• **TASK DETAILS**
Your task is to reproduce the entries below word for word.
** BEGIN DATA IN THIS EXERCISE **
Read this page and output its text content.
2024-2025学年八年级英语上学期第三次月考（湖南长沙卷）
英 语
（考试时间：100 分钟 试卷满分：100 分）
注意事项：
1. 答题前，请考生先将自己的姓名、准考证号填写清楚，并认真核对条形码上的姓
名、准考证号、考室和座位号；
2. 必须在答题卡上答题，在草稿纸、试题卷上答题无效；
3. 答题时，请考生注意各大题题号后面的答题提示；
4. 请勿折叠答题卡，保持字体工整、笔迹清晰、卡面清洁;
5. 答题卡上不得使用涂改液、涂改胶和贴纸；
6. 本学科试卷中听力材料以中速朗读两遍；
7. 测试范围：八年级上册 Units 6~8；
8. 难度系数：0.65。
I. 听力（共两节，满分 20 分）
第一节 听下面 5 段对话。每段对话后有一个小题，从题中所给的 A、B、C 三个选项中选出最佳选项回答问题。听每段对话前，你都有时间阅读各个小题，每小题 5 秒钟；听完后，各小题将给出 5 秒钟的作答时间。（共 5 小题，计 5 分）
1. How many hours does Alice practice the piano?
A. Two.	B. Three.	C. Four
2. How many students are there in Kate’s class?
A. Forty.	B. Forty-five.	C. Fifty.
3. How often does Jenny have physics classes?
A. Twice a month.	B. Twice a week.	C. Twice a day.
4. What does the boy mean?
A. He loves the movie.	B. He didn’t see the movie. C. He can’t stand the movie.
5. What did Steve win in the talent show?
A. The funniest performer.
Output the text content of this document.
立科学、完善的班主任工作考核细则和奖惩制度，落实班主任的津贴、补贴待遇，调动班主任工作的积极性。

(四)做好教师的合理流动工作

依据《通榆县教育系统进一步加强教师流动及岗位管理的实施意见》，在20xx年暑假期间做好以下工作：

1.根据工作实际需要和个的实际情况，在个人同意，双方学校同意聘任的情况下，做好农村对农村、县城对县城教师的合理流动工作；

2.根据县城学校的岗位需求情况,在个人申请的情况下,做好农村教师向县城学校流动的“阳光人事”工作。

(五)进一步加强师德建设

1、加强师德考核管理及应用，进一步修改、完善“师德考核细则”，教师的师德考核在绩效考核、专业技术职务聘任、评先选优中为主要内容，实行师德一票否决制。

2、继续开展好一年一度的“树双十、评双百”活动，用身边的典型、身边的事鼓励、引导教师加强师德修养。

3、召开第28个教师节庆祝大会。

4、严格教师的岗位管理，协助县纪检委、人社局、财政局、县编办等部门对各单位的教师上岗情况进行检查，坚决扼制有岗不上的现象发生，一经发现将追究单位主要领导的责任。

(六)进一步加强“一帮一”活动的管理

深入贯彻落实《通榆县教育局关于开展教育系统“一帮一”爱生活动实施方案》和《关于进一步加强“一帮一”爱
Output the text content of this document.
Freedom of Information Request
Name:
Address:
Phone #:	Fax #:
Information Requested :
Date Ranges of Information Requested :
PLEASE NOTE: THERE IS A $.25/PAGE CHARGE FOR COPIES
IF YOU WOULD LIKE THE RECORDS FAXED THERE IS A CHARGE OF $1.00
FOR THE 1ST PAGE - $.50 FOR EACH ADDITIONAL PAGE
** END DATA IN THIS EXERCISE **
• **RESPONSE**
Read this page and output its text content.
2024-2025学年八年级英语上学期第三次月考（湖南长沙卷）
英 语
（考试时间：100 分钟 试卷满分：100 分）
注意事项：
1. 答题前，请考生先将自己的姓名、准考证号填写清楚，并认真核对条形码上的姓
名、准考证号、考室和座位号；
2. 必须在答题卡上答题，在草稿纸、试题卷上答题无效；
3. 答题时，请考生注意各大题题号后面的答题提示；
4. 请勿折叠答题卡，保持字体工整、笔迹清晰、卡面清洁;
5. 答题卡上不得使用涂改液、涂改胶和贴纸；
6. 本学科试卷中听力材料以中速朗读两遍；
7. 测试范围：八年级上册 Units 6~8；
8. 难度系数：0.65。
I. 听力（共两节，满分 20 分）
第一节 听下面 5 段对话。每段对话后有一个小题，从题中所给的 A、B、C 三个选项中选出最佳选项回答问题。听每段对话前，你都有时间阅读各个小题，每小题 5 秒钟；听完后，各小题将给出 5 秒钟的作答时间。（共 5 小题，计 5 分）
1. How many hours does Alice practice the piano?
A. Two.	B. Three.	C. Four
2. How many students are there in Kate’s class?
A. Forty.	B. Forty-five.	C. Fifty.
3. How often does Jenny have physics classes?
A. Twice a month.	B. Twice a week.	C. Twice a day.
4. What does the boy mean?
A. He loves the movie.	B. He didn’t see the movie. C. He can’t stand the movie.
5. What did Steve win in the talent show?
A. The funniest performer.
Output the text content of this document.
立科学、完善的班主任工作考核细则和奖惩制度，落实班主任的津贴、补贴待遇，调动班主任工作的积极性。

(四)做好教师的合理流动工作

依据《通榆县教育系统进一步加强教师流动及岗位管理的实施意见》，在20xx年暑假期间做好以下工作：

1.根据工作实际需要和个的实际情况，在个人同意，双方学校同意聘任的情况下，做好农村对农村、县城对县城教师的合理流动工作；

2.根据县城学校的岗位需求情况,在个人申请的情况下,做好农村教师向县城学校流动的“阳光人事”工作。

(五)进一步加强师德建设

1、加强师德考核管理及应用，进一步修改、完善“师德考核细则”，教师的师德考核在绩效考核、专业技术职务聘任、评先选优中为主要内容，实行师德一票否决制。

2、继续开展好一年一度的“树双十、评双百”活动，用身边的典型、身边的事鼓励、引导教师加强师德修养。

3、召开第28个教师节庆祝大会。

4、严格教师的岗位管理，协助县纪检委、人社局、财政局、县编办等部门对各单位的教师上岗情况进行检查，坚决扼制有岗不上的现象发生，一经发现将追究单位主要领导的责任。

(六)进一步加强“一帮一”活动的管理

深入贯彻落实《通榆县教育局关于开展教育系统“一帮一”爱生活动实施方案》和《关于进一步加强“一帮一”爱
Output the text content of this document.
Freedom of Information Request
Name:
Address:
Phone #:	Fax #:
Information Requested :
Date Ranges of Information Requested :
PLEASE NOTE: THERE IS A $.25/PAGE CHARGE FOR COPIES
IF YOU WOULD LIKE THE RECORDS FAXED THERE IS A CHARGE OF $1.00
FOR THE 1ST PAGE - $.50 FOR EACH ADDITIONAL PAGE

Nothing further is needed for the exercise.